— Start —

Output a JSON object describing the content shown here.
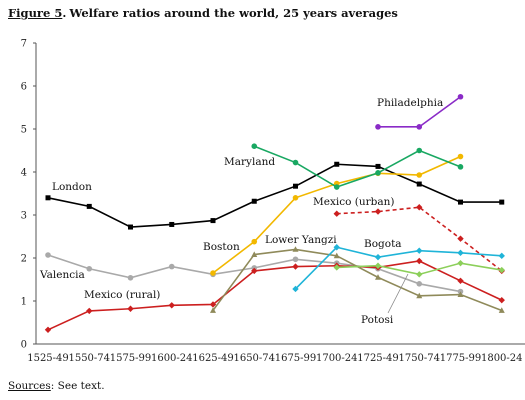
{
  "figure": {
    "label": "Figure 5",
    "title": "Welfare ratios around the world, 25 years averages"
  },
  "sources": {
    "label": "Sources",
    "text": "See text."
  },
  "chart_data": {
    "type": "line",
    "title": "Welfare ratios around the world, 25 years averages",
    "xlabel": "",
    "ylabel": "",
    "categories": [
      "1525-49",
      "1550-74",
      "1575-99",
      "1600-24",
      "1625-49",
      "1650-74",
      "1675-99",
      "1700-24",
      "1725-49",
      "1750-74",
      "1775-99",
      "1800-24"
    ],
    "ylim": [
      0,
      7
    ],
    "yticks": [
      0,
      1,
      2,
      3,
      4,
      5,
      6,
      7
    ],
    "grid": false,
    "legend": "inline labels",
    "series": [
      {
        "name": "London",
        "color": "#000000",
        "marker": "square",
        "dashed": false,
        "values": [
          3.4,
          3.2,
          2.72,
          2.78,
          2.87,
          3.32,
          3.67,
          4.18,
          4.13,
          3.72,
          3.3,
          3.3
        ]
      },
      {
        "name": "Valencia",
        "color": "#a9a9a9",
        "marker": "circle",
        "dashed": false,
        "values": [
          2.07,
          1.75,
          1.54,
          1.8,
          1.62,
          1.77,
          1.97,
          1.88,
          1.75,
          1.4,
          1.22,
          null
        ]
      },
      {
        "name": "Mexico (rural)",
        "color": "#cc1f1f",
        "marker": "diamond",
        "dashed": false,
        "values": [
          0.33,
          0.77,
          0.82,
          0.9,
          0.92,
          1.7,
          1.8,
          1.82,
          1.78,
          1.93,
          1.47,
          1.02
        ]
      },
      {
        "name": "Mexico (urban)",
        "color": "#cc1f1f",
        "marker": "diamond",
        "dashed": true,
        "values": [
          null,
          null,
          null,
          null,
          null,
          null,
          null,
          3.03,
          3.08,
          3.18,
          2.45,
          1.7
        ]
      },
      {
        "name": "Boston",
        "color": "#f2b800",
        "marker": "circle",
        "dashed": false,
        "values": [
          null,
          null,
          null,
          null,
          1.65,
          2.38,
          3.4,
          3.73,
          3.97,
          3.93,
          4.36,
          null
        ]
      },
      {
        "name": "Maryland",
        "color": "#19a862",
        "marker": "circle",
        "dashed": false,
        "values": [
          null,
          null,
          null,
          null,
          null,
          4.6,
          4.22,
          3.65,
          3.98,
          4.5,
          4.12,
          null
        ]
      },
      {
        "name": "Philadelphia",
        "color": "#8a2bc7",
        "marker": "circle",
        "dashed": false,
        "values": [
          null,
          null,
          null,
          null,
          null,
          null,
          null,
          null,
          5.05,
          5.05,
          5.75,
          null
        ]
      },
      {
        "name": "Lower Yangzi",
        "color": "#8f8a5a",
        "marker": "triangle",
        "dashed": false,
        "values": [
          null,
          null,
          null,
          null,
          0.78,
          2.08,
          2.2,
          2.05,
          1.55,
          1.12,
          1.15,
          0.78
        ]
      },
      {
        "name": "Bogota",
        "color": "#1fb4d8",
        "marker": "diamond",
        "dashed": false,
        "values": [
          null,
          null,
          null,
          null,
          null,
          null,
          1.28,
          2.25,
          2.02,
          2.17,
          2.12,
          2.05
        ]
      },
      {
        "name": "Potosi",
        "color": "#8ccf5a",
        "marker": "diamond",
        "dashed": false,
        "values": [
          null,
          null,
          null,
          null,
          null,
          null,
          null,
          1.78,
          1.82,
          1.62,
          1.88,
          1.72
        ]
      }
    ]
  }
}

— End —

▶ THE PROBLEM
Identify the lines in the entries above that contain "world", then copy them out.

▶ SOLUTION FOR THIS EXERCISE
    "title": "Welfare ratios around the world, 25 years averages"
    "title": "Welfare ratios around the world, 25 years averages",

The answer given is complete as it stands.